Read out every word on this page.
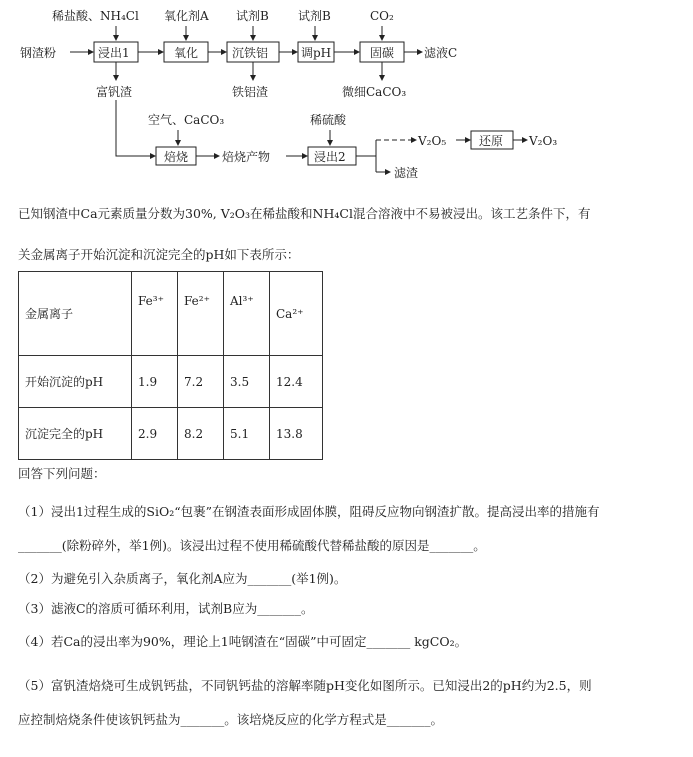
稀盐酸、NH₄Cl 氧化剂A 试剂B 试剂B	CO₂
钢渣粉	浸出1	氧化	沉铁铝	调pH	固碳 滤液C
富钒渣	铁铝渣	微细CaCO₃
空气、CaCO₃
焙烧	焙烧产物
稀硫酸
浸出2
V₂O₅	还原 V₂O₃
滤渣
已知钢渣中Ca元素质量分数为30%, V₂O₃在稀盐酸和NH₄Cl混合溶液中不易被浸出。该工艺条件下，有
关金属离子开始沉淀和沉淀完全的pH如下表所示：
金属离子	Fe³⁺	Fe²⁺	Al³⁺	Ca²⁺
开始沉淀的pH	1.9	7.2	3.5	12.4
沉淀完全的pH	2.9	8.2	5.1	13.8
回答下列问题：
（1）浸出1过程生成的SiO₂“包裹”在钢渣表面形成固体膜，阻碍反应物向钢渣扩散。提高浸出率的措施有
_______(除粉碎外，举1例)。该浸出过程不使用稀硫酸代替稀盐酸的原因是_______。
（2）为避免引入杂质离子，氧化剂A应为_______(举1例)。
（3）滤液C的溶质可循环利用，试剂B应为_______。
（4）若Ca的浸出率为90%，理论上1吨钢渣在“固碳”中可固定_______ kgCO₂。
（5）富钒渣焙烧可生成钒钙盐，不同钒钙盐的溶解率随pH变化如图所示。已知浸出2的pH约为2.5，则
应控制焙烧条件使该钒钙盐为_______。该培烧反应的化学方程式是_______。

::::

Without the pictures, repeat all the records word for word.

Read out every word on this page.
稀盐酸、NH₄Cl 氧化剂A 试剂B 试剂B	CO₂
钢渣粉	浸出1	氧化	沉铁铝	调pH	固碳 滤液C
富钒渣	铁铝渣	微细CaCO₃
空气、CaCO₃
焙烧	焙烧产物
稀硫酸
浸出2
V₂O₅	还原 V₂O₃
滤渣
已知钢渣中Ca元素质量分数为30%, V₂O₃在稀盐酸和NH₄Cl混合溶液中不易被浸出。该工艺条件下，有
关金属离子开始沉淀和沉淀完全的pH如下表所示：
金属离子	Fe³⁺	Fe²⁺	Al³⁺	Ca²⁺
开始沉淀的pH	1.9	7.2	3.5	12.4
沉淀完全的pH	2.9	8.2	5.1	13.8
回答下列问题：
（1）浸出1过程生成的SiO₂“包裹”在钢渣表面形成固体膜，阻碍反应物向钢渣扩散。提高浸出率的措施有
_______(除粉碎外，举1例)。该浸出过程不使用稀硫酸代替稀盐酸的原因是_______。
（2）为避免引入杂质离子，氧化剂A应为_______(举1例)。
（3）滤液C的溶质可循环利用，试剂B应为_______。
（4）若Ca的浸出率为90%，理论上1吨钢渣在“固碳”中可固定_______ kgCO₂。
（5）富钒渣焙烧可生成钒钙盐，不同钒钙盐的溶解率随pH变化如图所示。已知浸出2的pH约为2.5，则
应控制焙烧条件使该钒钙盐为_______。该培烧反应的化学方程式是_______。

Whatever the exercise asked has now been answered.